start Records for this exercise
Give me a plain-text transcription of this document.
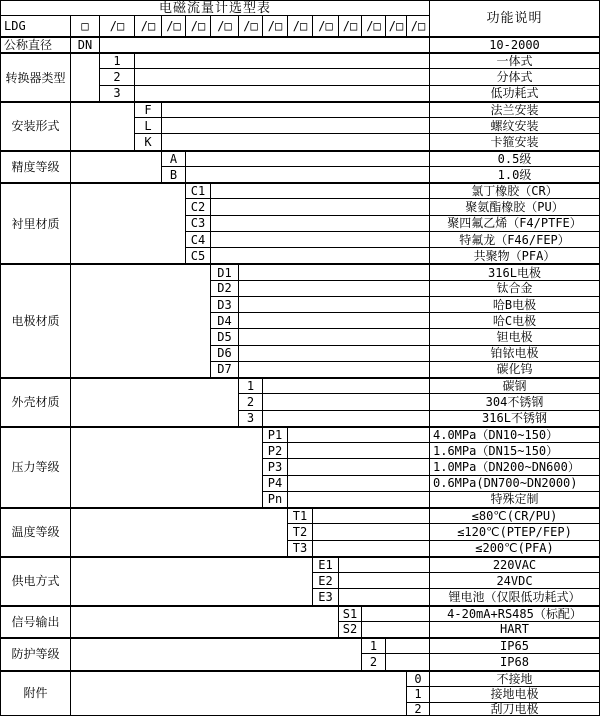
电磁流量计选型表
功能说明
LDG	□	/□	/□ /□ /□	/□ /□ /□ /□ /□ /□ /□ /□ /□
公称直径	DN	10-2000
转换器类型
1	一体式
2	分体式
3	低功耗式
安装形式
F	法兰安装
L	螺纹安装
K	卡箍安装
精度等级
A	0.5级
B	1.0级
衬里材质
C1	氯丁橡胶（CR）
C2	聚氨酯橡胶（PU）
C3	聚四氟乙烯（F4/PTFE）
C4	特氟龙（F46/FEP）
C5	共聚物（PFA）
电极材质
D1	316L电极
D2	钛合金
D3	哈B电极
D4	哈C电极
D5	钽电极
D6	铂铱电极
D7	碳化钨
外壳材质
1	碳钢
2	304不锈钢
3	316L不锈钢
压力等级
P1	4.0MPa（DN10~150）
P2	1.6MPa（DN15~150）
P3	1.0MPa（DN200~DN600）
P4	0.6MPa(DN700~DN2000)
Pn	特殊定制
温度等级
T1	≤80℃(CR/PU)
T2	≤120℃(PTEP/FEP)
T3	≤200℃(PFA)
供电方式
E1	220VAC
E2	24VDC
E3	锂电池（仅限低功耗式）
信号输出
S1	4-20mA+RS485（标配）
S2	HART
防护等级
1	IP65
2	IP68
附件
0	不接地
1	接地电极
2	刮刀电极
end Records for this exercise
__What the exercise asks__.
Quote every line of the records above exactly; no picture is to be copied.

__Written solution__.
Give me a plain-text transcription of this document.
电磁流量计选型表
功能说明
LDG	□	/□	/□ /□ /□	/□ /□ /□ /□ /□ /□ /□ /□ /□
公称直径	DN	10-2000
转换器类型
1	一体式
2	分体式
3	低功耗式
安装形式
F	法兰安装
L	螺纹安装
K	卡箍安装
精度等级
A	0.5级
B	1.0级
衬里材质
C1	氯丁橡胶（CR）
C2	聚氨酯橡胶（PU）
C3	聚四氟乙烯（F4/PTFE）
C4	特氟龙（F46/FEP）
C5	共聚物（PFA）
电极材质
D1	316L电极
D2	钛合金
D3	哈B电极
D4	哈C电极
D5	钽电极
D6	铂铱电极
D7	碳化钨
外壳材质
1	碳钢
2	304不锈钢
3	316L不锈钢
压力等级
P1	4.0MPa（DN10~150）
P2	1.6MPa（DN15~150）
P3	1.0MPa（DN200~DN600）
P4	0.6MPa(DN700~DN2000)
Pn	特殊定制
温度等级
T1	≤80℃(CR/PU)
T2	≤120℃(PTEP/FEP)
T3	≤200℃(PFA)
供电方式
E1	220VAC
E2	24VDC
E3	锂电池（仅限低功耗式）
信号输出
S1	4-20mA+RS485（标配）
S2	HART
防护等级
1	IP65
2	IP68
附件
0	不接地
1	接地电极
2	刮刀电极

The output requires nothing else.